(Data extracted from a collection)
————

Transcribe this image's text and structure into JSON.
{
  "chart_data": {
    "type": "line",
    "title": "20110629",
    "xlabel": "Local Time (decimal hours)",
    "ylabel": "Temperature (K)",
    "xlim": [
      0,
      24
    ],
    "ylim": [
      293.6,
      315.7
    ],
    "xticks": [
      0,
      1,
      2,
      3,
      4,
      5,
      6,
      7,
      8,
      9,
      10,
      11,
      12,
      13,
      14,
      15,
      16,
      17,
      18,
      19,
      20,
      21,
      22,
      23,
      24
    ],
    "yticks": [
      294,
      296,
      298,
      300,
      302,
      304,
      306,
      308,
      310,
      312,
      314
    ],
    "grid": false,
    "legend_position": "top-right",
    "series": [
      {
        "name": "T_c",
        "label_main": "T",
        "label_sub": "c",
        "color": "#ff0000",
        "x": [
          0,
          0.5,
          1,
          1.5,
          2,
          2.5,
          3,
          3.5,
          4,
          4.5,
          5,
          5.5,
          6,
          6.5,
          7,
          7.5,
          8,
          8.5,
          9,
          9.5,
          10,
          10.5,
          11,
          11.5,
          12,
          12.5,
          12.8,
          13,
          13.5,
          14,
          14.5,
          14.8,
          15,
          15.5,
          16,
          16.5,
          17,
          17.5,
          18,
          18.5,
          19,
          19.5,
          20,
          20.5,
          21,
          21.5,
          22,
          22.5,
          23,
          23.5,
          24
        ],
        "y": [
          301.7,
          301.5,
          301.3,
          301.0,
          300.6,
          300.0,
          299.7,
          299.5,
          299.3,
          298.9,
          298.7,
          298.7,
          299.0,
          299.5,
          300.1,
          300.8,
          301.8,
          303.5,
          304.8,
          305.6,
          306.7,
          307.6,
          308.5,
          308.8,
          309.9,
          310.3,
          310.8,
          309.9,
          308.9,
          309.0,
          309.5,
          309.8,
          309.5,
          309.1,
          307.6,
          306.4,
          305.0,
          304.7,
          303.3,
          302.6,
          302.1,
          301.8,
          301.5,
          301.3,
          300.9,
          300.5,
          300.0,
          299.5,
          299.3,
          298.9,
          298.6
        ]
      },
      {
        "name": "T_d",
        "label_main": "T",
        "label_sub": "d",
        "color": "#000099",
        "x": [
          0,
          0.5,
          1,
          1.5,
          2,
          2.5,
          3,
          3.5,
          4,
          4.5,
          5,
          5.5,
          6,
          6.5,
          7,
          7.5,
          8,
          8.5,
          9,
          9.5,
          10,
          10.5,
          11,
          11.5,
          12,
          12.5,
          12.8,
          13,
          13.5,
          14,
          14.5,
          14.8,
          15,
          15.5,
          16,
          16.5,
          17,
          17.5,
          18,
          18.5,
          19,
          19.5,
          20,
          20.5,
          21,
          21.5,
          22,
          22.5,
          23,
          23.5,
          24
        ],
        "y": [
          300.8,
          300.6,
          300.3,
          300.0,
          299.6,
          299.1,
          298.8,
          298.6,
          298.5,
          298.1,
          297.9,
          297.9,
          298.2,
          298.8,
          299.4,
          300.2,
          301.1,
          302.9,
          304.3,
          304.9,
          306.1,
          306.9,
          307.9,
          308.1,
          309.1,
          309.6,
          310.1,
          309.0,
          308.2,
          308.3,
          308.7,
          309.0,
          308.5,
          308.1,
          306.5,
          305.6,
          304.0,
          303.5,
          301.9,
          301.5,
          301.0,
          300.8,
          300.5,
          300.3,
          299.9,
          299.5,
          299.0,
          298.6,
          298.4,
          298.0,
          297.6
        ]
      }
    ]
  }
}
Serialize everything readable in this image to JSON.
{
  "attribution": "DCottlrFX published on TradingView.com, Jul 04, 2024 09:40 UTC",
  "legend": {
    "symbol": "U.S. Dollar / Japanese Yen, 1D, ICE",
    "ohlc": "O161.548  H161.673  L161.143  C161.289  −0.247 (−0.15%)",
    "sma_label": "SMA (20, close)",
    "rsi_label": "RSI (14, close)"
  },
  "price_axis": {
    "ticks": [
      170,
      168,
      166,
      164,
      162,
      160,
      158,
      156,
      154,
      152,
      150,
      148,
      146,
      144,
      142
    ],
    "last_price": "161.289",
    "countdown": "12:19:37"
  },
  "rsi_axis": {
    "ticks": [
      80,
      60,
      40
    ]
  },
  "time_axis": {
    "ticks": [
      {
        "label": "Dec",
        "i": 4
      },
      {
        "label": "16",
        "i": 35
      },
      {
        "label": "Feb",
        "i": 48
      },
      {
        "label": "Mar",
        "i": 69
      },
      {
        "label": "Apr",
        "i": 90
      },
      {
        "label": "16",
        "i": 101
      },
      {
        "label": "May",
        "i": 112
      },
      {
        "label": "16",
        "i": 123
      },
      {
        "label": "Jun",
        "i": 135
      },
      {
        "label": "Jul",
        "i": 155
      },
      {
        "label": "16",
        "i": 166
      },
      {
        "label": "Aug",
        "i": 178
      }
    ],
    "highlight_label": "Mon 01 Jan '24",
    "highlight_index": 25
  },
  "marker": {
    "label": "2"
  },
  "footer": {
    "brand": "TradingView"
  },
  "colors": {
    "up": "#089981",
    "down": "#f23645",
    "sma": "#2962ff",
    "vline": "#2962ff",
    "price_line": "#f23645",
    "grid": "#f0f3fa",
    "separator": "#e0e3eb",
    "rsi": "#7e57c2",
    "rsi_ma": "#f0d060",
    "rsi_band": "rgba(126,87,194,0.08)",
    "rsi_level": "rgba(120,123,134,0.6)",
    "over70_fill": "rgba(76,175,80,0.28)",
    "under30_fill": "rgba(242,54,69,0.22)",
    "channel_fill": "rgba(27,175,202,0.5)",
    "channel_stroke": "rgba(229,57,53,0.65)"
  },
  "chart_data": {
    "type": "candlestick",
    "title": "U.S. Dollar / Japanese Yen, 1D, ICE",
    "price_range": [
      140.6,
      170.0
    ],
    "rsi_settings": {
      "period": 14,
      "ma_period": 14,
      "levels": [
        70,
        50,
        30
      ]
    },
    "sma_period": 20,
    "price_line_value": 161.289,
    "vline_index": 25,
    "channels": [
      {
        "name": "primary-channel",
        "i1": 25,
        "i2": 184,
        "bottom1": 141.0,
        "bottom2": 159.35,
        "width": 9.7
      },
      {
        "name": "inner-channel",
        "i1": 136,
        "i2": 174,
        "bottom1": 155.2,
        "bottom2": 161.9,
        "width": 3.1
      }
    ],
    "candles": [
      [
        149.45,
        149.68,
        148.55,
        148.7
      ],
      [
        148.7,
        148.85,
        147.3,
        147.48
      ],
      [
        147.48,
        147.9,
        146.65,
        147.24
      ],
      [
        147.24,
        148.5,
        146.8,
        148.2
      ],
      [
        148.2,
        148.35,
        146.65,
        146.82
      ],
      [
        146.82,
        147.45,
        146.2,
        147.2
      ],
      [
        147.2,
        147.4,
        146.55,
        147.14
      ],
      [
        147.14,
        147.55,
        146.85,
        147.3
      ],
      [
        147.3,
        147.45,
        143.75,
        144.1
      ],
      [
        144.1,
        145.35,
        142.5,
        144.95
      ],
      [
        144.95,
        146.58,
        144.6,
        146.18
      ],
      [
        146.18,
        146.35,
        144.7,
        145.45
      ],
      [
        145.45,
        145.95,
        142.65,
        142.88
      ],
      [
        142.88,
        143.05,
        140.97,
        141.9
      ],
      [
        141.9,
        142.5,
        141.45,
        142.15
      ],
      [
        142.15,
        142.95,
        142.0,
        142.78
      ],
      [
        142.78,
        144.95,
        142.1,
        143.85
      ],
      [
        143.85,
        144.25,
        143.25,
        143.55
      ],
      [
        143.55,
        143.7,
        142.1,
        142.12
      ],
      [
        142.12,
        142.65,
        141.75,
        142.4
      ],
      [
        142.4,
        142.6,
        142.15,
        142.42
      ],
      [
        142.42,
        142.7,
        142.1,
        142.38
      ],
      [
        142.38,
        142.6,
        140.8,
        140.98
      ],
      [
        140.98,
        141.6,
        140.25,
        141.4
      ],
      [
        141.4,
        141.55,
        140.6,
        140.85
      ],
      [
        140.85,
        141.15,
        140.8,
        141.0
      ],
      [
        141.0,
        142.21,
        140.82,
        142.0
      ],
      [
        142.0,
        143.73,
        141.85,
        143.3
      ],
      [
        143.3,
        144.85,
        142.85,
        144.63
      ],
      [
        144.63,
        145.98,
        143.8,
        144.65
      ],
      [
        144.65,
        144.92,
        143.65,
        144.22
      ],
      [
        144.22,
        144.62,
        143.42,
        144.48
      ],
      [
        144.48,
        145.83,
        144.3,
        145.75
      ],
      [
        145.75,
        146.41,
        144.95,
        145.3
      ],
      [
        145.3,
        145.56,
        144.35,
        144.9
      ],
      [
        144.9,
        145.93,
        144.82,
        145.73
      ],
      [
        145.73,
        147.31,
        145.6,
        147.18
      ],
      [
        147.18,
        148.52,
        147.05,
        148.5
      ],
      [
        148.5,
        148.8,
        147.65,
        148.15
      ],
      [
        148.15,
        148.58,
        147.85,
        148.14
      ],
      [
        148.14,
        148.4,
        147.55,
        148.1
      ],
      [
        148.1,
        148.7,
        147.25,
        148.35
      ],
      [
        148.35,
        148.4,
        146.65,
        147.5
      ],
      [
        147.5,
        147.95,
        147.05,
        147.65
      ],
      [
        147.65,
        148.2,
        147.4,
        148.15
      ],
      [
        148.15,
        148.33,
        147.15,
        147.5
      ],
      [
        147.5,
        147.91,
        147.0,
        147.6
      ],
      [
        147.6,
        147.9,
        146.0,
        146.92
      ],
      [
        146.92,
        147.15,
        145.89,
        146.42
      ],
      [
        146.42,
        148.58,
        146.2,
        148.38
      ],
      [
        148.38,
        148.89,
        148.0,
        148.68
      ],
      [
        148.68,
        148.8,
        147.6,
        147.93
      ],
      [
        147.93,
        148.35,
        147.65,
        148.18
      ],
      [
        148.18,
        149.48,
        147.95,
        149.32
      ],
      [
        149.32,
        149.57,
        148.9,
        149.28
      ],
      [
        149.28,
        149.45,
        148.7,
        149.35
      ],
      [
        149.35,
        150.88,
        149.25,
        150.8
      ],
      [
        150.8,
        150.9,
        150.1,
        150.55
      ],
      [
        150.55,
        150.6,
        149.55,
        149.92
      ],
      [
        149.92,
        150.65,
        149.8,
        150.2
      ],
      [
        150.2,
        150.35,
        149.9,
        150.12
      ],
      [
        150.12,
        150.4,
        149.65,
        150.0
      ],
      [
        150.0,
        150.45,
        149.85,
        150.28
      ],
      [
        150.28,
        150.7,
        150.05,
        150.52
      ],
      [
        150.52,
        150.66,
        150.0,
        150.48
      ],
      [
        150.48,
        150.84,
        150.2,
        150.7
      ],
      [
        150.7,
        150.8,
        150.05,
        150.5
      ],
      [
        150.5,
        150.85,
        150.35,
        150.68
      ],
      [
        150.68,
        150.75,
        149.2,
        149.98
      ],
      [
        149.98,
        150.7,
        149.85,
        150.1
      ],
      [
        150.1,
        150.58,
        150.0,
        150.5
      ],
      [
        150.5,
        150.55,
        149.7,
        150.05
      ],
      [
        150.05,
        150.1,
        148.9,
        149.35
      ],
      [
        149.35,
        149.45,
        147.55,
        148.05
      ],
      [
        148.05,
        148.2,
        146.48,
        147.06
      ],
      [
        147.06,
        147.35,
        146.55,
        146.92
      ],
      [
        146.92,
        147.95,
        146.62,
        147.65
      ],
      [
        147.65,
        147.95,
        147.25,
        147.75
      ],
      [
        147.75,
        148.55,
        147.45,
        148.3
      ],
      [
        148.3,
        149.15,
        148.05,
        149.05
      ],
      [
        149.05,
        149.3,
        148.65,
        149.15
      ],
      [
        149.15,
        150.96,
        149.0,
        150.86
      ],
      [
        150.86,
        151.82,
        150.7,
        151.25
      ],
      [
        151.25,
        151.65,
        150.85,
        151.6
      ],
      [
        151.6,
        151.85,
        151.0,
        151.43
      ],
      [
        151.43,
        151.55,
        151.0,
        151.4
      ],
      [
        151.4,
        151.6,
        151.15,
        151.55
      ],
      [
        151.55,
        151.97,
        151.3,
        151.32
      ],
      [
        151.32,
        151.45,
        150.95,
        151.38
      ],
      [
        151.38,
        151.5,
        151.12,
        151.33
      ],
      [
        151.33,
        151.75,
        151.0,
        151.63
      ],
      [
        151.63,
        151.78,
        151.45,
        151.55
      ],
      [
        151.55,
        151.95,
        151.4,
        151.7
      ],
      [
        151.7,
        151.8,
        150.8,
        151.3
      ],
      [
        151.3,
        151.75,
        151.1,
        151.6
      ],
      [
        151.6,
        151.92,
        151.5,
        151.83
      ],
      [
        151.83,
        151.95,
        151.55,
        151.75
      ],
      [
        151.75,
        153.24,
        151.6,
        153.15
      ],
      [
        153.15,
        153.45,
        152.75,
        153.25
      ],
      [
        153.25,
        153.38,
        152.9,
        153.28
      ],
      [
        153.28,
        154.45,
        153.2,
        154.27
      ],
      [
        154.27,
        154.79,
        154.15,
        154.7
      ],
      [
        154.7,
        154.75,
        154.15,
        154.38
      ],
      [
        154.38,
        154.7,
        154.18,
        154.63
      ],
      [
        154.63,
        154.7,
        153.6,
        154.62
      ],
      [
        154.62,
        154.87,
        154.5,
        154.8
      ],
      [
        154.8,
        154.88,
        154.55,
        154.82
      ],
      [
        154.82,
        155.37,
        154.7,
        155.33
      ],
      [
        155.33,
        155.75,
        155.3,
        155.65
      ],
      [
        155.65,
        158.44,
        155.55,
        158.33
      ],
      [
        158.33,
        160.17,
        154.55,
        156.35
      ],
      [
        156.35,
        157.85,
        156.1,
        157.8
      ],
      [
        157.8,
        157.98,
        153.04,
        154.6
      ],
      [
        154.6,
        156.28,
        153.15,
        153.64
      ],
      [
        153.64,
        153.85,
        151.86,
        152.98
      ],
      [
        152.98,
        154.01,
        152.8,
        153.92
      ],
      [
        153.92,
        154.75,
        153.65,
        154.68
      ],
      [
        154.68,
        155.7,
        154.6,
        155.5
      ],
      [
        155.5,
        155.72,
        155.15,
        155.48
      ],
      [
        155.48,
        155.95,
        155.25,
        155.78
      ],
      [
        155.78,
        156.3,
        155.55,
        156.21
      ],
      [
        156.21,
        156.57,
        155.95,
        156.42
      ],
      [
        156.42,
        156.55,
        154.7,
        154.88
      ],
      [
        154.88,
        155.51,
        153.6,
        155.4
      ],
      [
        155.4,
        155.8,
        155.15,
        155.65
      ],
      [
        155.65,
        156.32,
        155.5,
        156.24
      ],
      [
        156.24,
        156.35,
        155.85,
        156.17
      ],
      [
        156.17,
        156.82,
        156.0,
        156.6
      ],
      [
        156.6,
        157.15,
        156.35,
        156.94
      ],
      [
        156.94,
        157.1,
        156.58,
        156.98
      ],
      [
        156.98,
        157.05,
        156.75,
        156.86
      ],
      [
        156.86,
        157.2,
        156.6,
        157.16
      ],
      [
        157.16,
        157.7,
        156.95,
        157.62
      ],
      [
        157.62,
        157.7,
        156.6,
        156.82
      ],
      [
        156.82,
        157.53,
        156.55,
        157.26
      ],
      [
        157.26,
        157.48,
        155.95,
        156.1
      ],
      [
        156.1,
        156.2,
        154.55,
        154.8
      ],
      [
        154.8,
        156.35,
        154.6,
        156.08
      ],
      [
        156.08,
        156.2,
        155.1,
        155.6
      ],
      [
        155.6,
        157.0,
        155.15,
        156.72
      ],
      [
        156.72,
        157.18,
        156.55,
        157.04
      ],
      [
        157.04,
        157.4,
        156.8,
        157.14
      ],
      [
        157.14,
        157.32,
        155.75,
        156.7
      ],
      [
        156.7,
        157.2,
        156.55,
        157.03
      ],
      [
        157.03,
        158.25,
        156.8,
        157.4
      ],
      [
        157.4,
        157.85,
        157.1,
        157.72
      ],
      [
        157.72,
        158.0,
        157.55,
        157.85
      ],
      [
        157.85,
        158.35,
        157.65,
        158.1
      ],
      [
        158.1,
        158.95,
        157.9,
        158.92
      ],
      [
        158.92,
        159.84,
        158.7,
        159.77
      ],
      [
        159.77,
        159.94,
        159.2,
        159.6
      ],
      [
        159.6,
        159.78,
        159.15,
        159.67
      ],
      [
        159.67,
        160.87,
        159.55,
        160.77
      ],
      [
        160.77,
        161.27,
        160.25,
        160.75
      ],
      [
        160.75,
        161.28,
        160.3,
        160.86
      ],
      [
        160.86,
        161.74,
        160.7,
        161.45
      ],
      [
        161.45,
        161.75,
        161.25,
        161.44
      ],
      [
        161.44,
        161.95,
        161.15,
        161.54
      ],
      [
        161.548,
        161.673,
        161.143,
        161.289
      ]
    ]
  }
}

————

§ Exercise instructions
Each line above that holds the string "Japanese" should be copied and shown.

§ Output of the exercise
    "symbol": "U.S. Dollar / Japanese Yen, 1D, ICE",
    "title": "U.S. Dollar / Japanese Yen, 1D, ICE",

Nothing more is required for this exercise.